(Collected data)
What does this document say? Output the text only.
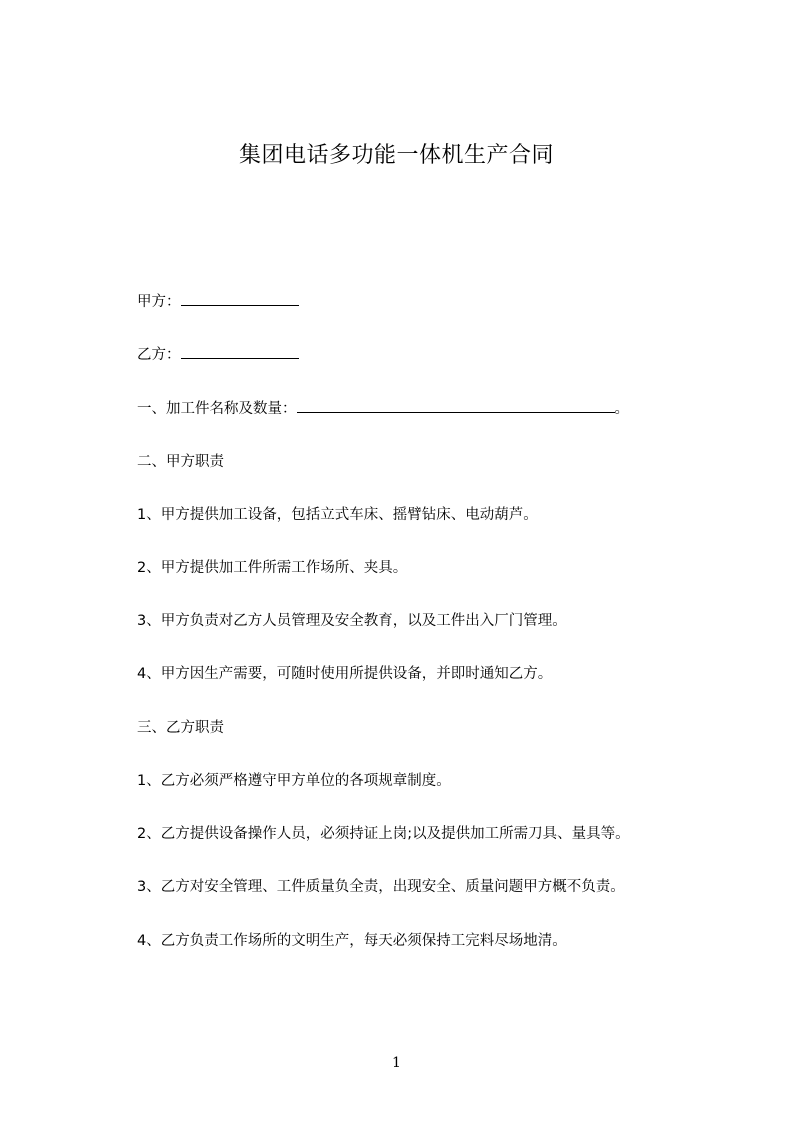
集团电话多功能一体机生产合同
甲方：
乙方：
一、加工件名称及数量：	。
二、甲方职责
1、甲方提供加工设备，包括立式车床、摇臂钻床、电动葫芦。
2、甲方提供加工件所需工作场所、夹具。
3、甲方负责对乙方人员管理及安全教育，以及工件出入厂门管理。
4、甲方因生产需要，可随时使用所提供设备，并即时通知乙方。
三、乙方职责
1、乙方必须严格遵守甲方单位的各项规章制度。
2、乙方提供设备操作人员，必须持证上岗;以及提供加工所需刀具、量具等。
3、乙方对安全管理、工件质量负全责，出现安全、质量问题甲方概不负责。
4、乙方负责工作场所的文明生产，每天必须保持工完料尽场地清。
1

#### REQUIREMENT:
Output every entry exactly as given; pictures are not part of the copy.

#### ANSWER BELOW:
What does this document say? Output the text only.
集团电话多功能一体机生产合同
甲方：
乙方：
一、加工件名称及数量：	。
二、甲方职责
1、甲方提供加工设备，包括立式车床、摇臂钻床、电动葫芦。
2、甲方提供加工件所需工作场所、夹具。
3、甲方负责对乙方人员管理及安全教育，以及工件出入厂门管理。
4、甲方因生产需要，可随时使用所提供设备，并即时通知乙方。
三、乙方职责
1、乙方必须严格遵守甲方单位的各项规章制度。
2、乙方提供设备操作人员，必须持证上岗;以及提供加工所需刀具、量具等。
3、乙方对安全管理、工件质量负全责，出现安全、质量问题甲方概不负责。
4、乙方负责工作场所的文明生产，每天必须保持工完料尽场地清。
1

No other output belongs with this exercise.